Artyom Kazakov

Personal information
- Full name: Artyom Pavlovich Kazakov
- Date of birth: 26 May 1990 (age 34)
- Height: 1.94 m (6 ft 4+1⁄2 in)
- Position(s): Defender

Senior career*
- Years: Team / Apps / (Gls)
- 2007: FC Azovets Primorsko-Akhtarsk
- 2008: FC Kuban-D Krasnodar
- 2009–2010: FC Krasnodar-2000 / 45 / (2)
- 2011–2012: FC Druzhba Maykop / 50 / (7)
- 2013: FC Lokomotiv-2 Moscow / 3 / (0)
- 2013–2014: FC Dnepr Smolensk / 47 / (2)
- 2015: FC Sakhalin Yuzhno-Sakhalinsk / 2 / (0)

(Data taken from a collection)
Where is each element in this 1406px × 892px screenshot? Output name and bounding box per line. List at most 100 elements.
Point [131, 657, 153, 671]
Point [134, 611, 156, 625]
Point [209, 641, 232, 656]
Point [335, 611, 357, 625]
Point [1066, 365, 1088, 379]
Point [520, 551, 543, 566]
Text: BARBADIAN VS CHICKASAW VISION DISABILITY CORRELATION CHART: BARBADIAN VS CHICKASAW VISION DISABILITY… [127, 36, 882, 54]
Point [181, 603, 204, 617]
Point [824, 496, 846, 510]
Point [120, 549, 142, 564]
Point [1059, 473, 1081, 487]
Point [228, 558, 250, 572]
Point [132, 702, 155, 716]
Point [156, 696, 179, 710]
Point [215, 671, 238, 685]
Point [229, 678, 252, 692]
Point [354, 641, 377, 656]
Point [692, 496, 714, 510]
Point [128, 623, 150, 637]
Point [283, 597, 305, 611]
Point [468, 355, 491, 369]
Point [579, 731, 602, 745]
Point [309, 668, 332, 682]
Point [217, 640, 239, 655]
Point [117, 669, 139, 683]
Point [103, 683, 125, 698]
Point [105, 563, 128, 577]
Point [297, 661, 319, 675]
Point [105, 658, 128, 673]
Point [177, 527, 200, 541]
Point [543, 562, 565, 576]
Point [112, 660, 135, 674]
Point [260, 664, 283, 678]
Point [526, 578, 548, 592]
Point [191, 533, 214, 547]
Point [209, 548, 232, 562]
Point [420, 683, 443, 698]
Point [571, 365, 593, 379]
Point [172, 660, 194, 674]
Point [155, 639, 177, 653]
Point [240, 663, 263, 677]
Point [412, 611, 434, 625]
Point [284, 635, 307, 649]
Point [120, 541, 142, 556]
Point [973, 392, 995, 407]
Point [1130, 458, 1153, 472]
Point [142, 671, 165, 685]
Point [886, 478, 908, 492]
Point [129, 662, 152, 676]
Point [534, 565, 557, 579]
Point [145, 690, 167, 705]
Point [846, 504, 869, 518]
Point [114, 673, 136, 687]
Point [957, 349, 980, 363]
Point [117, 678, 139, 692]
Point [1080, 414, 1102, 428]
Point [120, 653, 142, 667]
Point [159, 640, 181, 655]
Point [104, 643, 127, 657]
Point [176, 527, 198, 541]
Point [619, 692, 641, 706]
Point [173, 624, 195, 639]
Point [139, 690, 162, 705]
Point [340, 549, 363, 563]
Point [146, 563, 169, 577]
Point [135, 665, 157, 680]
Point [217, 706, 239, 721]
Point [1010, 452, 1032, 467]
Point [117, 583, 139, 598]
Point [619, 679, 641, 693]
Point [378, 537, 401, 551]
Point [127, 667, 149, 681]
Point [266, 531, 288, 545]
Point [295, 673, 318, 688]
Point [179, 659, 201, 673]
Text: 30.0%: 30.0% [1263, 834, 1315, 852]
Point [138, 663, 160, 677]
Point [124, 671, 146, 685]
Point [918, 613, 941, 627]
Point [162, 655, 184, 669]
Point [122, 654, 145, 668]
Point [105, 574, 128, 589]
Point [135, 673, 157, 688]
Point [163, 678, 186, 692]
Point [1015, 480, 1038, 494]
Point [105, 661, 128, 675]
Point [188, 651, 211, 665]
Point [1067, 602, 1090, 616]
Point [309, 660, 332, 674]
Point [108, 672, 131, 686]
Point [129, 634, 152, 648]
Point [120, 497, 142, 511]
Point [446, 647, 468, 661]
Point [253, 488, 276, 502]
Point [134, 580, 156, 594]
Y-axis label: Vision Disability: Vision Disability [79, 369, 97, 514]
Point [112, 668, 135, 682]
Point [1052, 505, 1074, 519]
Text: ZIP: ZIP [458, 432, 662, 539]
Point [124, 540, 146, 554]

**Using the information**:
- 1) In the Artyom Kazakov profile, which club is listed for the years 2013–2014?
- 2) Decide whether each statement agrees with the Artyom Kazakov profile, and quote the words that settle it: (a) Kazakov plays as a defender. (b) Kazakov made 50 appearances for FC Druzhba Maykop. (c) Kazakov scored at least one goal for FC Sakhalin Yuzhno-Sakhalinsk.
- 3) Carry on the Artyom Kazakov profile from its last line.
The items are not needed here.

**Expected outputs**:
- 1) FC Dnepr Smolensk

- 2)
(a) Yes: "Position(s): Defender"
(b) Yes: "2011–2012: FC Druzhba Maykop / 50 / (7)"
(c) No: "2015: FC Sakhalin Yuzhno-Sakhalinsk / 2 / (0)"

- 3)
= Artyom Kazakov =

Russian footballer

Artyom Pavlovich Kazakov (Артём Павлович Казаков; born 26 May 1990) is a former Russian professional football player.

==Career==
In March 2015, Kazakov signed for FC Sakhalin Yuzhno-Sakhalinsk. He made his Russian Football National League debut for Sakhalin on 22 March 2015 in a game against FC Tom Tomsk. That was his only season in the FNL.